LISTED ENTRIES
_ _ _ _ _ _ _
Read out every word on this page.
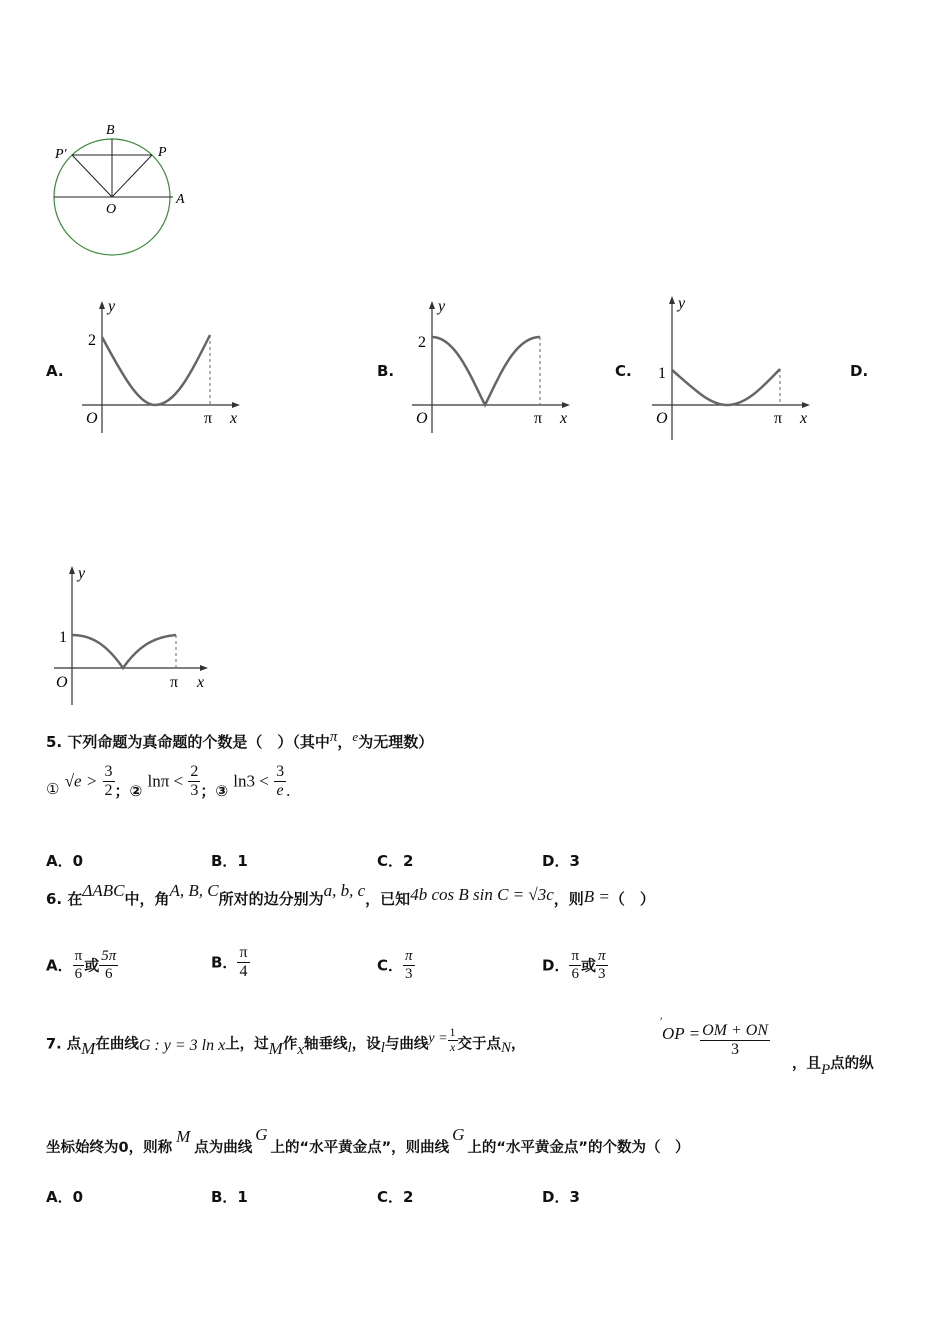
B
P′	P
O
A
A.	B.	C.	D.
2
O	π x
y
2
O	π x
y
1
O	π x
y
1
O	π x
y
5. 下列命题为真命题的个数是（　）（其中π，e为无理数）
① $√e > \frac{3}{2}$ ；② $\ln\pi < \frac{2}{3}$ ；③ $\ln 3 < \frac{3}{e}$ .
A．0	B．1	C．2	D．3
6. 在ΔABC中，角A, B, C所对的边分别为a, b, c，已知4b cos B sin C = √3c，则B =（　）
A． $\frac{\pi}{6}$ 或 $\frac{5\pi}{6}$	B． $\frac{\pi}{4}$	C． $\frac{\pi}{3}$	D． $\frac{\pi}{6}$ 或 $\frac{\pi}{3}$
7. 点M在曲线G : y = 3 ln x上，过M作x轴垂线l，设l与曲线$y = \frac{1}{x}$ 交于点N，
′
OP = $\frac{OM + ON}{3}$
，且P点的纵
坐标始终为0，则称M点为曲线G上的“水平黄金点”，则曲线G上的“水平黄金点”的个数为（　）
A．0	B．1	C．2	D．3
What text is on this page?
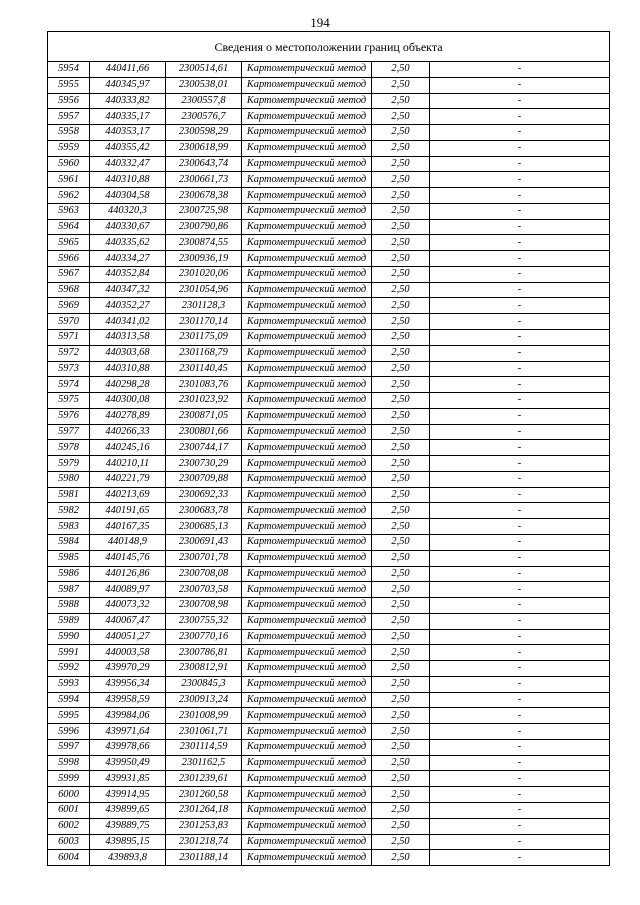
194
Сведения о местоположении границ объекта					
5954	440411,66	2300514,61	Картометрический метод	2,50	-
5955	440345,97	2300538,01	Картометрический метод	2,50	-
5956	440333,82	2300557,8	Картометрический метод	2,50	-
5957	440335,17	2300576,7	Картометрический метод	2,50	-
5958	440353,17	2300598,29	Картометрический метод	2,50	-
5959	440355,42	2300618,99	Картометрический метод	2,50	-
5960	440332,47	2300643,74	Картометрический метод	2,50	-
5961	440310,88	2300661,73	Картометрический метод	2,50	-
5962	440304,58	2300678,38	Картометрический метод	2,50	-
5963	440320,3	2300725,98	Картометрический метод	2,50	-
5964	440330,67	2300790,86	Картометрический метод	2,50	-
5965	440335,62	2300874,55	Картометрический метод	2,50	-
5966	440334,27	2300936,19	Картометрический метод	2,50	-
5967	440352,84	2301020,06	Картометрический метод	2,50	-
5968	440347,32	2301054,96	Картометрический метод	2,50	-
5969	440352,27	2301128,3	Картометрический метод	2,50	-
5970	440341,02	2301170,14	Картометрический метод	2,50	-
5971	440313,58	2301175,09	Картометрический метод	2,50	-
5972	440303,68	2301168,79	Картометрический метод	2,50	-
5973	440310,88	2301140,45	Картометрический метод	2,50	-
5974	440298,28	2301083,76	Картометрический метод	2,50	-
5975	440300,08	2301023,92	Картометрический метод	2,50	-
5976	440278,89	2300871,05	Картометрический метод	2,50	-
5977	440266,33	2300801,66	Картометрический метод	2,50	-
5978	440245,16	2300744,17	Картометрический метод	2,50	-
5979	440210,11	2300730,29	Картометрический метод	2,50	-
5980	440221,79	2300709,88	Картометрический метод	2,50	-
5981	440213,69	2300692,33	Картометрический метод	2,50	-
5982	440191,65	2300683,78	Картометрический метод	2,50	-
5983	440167,35	2300685,13	Картометрический метод	2,50	-
5984	440148,9	2300691,43	Картометрический метод	2,50	-
5985	440145,76	2300701,78	Картометрический метод	2,50	-
5986	440126,86	2300708,08	Картометрический метод	2,50	-
5987	440089,97	2300703,58	Картометрический метод	2,50	-
5988	440073,32	2300708,98	Картометрический метод	2,50	-
5989	440067,47	2300755,32	Картометрический метод	2,50	-
5990	440051,27	2300770,16	Картометрический метод	2,50	-
5991	440003,58	2300786,81	Картометрический метод	2,50	-
5992	439970,29	2300812,91	Картометрический метод	2,50	-
5993	439956,34	2300845,3	Картометрический метод	2,50	-
5994	439958,59	2300913,24	Картометрический метод	2,50	-
5995	439984,06	2301008,99	Картометрический метод	2,50	-
5996	439971,64	2301061,71	Картометрический метод	2,50	-
5997	439978,66	2301114,59	Картометрический метод	2,50	-
5998	439950,49	2301162,5	Картометрический метод	2,50	-
5999	439931,85	2301239,61	Картометрический метод	2,50	-
6000	439914,95	2301260,58	Картометрический метод	2,50	-
6001	439899,65	2301264,18	Картометрический метод	2,50	-
6002	439889,75	2301253,83	Картометрический метод	2,50	-
6003	439895,15	2301218,74	Картометрический метод	2,50	-
6004	439893,8	2301188,14	Картометрический метод	2,50	-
_ _ _ _ _ _ _
DIRECTION
Show the lines of the material that contain the word "frac".

ANSWER FOR THE TASK
① $√e > \frac{3}{2}$ ；② $\ln\pi < \frac{2}{3}$ ；③ $\ln 3 < \frac{3}{e}$ .
A． $\frac{\pi}{6}$ 或 $\frac{5\pi}{6}$	B． $\frac{\pi}{4}$	C． $\frac{\pi}{3}$	D． $\frac{\pi}{6}$ 或 $\frac{\pi}{3}$
7. 点M在曲线G : y = 3 ln x上，过M作x轴垂线l，设l与曲线$y = \frac{1}{x}$ 交于点N，
OP = $\frac{OM + ON}{3}$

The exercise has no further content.